→ **What the task asks**
The data below must be copied in full and without any change.

→ **Supplied records**
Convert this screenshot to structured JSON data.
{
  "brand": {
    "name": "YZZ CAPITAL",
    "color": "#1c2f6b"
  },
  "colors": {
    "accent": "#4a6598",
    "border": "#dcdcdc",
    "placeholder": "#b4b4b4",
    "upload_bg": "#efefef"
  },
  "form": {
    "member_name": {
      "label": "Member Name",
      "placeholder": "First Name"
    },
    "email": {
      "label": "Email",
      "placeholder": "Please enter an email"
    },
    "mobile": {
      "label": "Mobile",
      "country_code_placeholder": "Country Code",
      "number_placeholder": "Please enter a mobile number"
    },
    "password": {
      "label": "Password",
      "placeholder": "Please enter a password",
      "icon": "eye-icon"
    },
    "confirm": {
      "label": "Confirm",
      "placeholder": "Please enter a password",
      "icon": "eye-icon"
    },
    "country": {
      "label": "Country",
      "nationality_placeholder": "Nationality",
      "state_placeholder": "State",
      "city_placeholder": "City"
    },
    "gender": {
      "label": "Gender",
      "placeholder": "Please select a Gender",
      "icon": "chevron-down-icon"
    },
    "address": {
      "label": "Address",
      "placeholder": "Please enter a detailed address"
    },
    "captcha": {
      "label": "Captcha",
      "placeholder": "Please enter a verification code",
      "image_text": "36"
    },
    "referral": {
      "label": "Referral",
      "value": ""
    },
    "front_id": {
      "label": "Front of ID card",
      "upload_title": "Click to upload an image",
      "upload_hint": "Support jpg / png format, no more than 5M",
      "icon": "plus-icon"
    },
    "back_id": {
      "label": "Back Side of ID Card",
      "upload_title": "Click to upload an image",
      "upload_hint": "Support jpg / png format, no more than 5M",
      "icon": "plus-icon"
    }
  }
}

→ **In response**
Convert this screenshot to structured JSON data.
{
  "brand": {
    "name": "YZZ CAPITAL",
    "color": "#1c2f6b"
  },
  "colors": {
    "accent": "#4a6598",
    "border": "#dcdcdc",
    "placeholder": "#b4b4b4",
    "upload_bg": "#efefef"
  },
  "form": {
    "member_name": {
      "label": "Member Name",
      "placeholder": "First Name"
    },
    "email": {
      "label": "Email",
      "placeholder": "Please enter an email"
    },
    "mobile": {
      "label": "Mobile",
      "country_code_placeholder": "Country Code",
      "number_placeholder": "Please enter a mobile number"
    },
    "password": {
      "label": "Password",
      "placeholder": "Please enter a password",
      "icon": "eye-icon"
    },
    "confirm": {
      "label": "Confirm",
      "placeholder": "Please enter a password",
      "icon": "eye-icon"
    },
    "country": {
      "label": "Country",
      "nationality_placeholder": "Nationality",
      "state_placeholder": "State",
      "city_placeholder": "City"
    },
    "gender": {
      "label": "Gender",
      "placeholder": "Please select a Gender",
      "icon": "chevron-down-icon"
    },
    "address": {
      "label": "Address",
      "placeholder": "Please enter a detailed address"
    },
    "captcha": {
      "label": "Captcha",
      "placeholder": "Please enter a verification code",
      "image_text": "36"
    },
    "referral": {
      "label": "Referral",
      "value": ""
    },
    "front_id": {
      "label": "Front of ID card",
      "upload_title": "Click to upload an image",
      "upload_hint": "Support jpg / png format, no more than 5M",
      "icon": "plus-icon"
    },
    "back_id": {
      "label": "Back Side of ID Card",
      "upload_title": "Click to upload an image",
      "upload_hint": "Support jpg / png format, no more than 5M",
      "icon": "plus-icon"
    }
  }
}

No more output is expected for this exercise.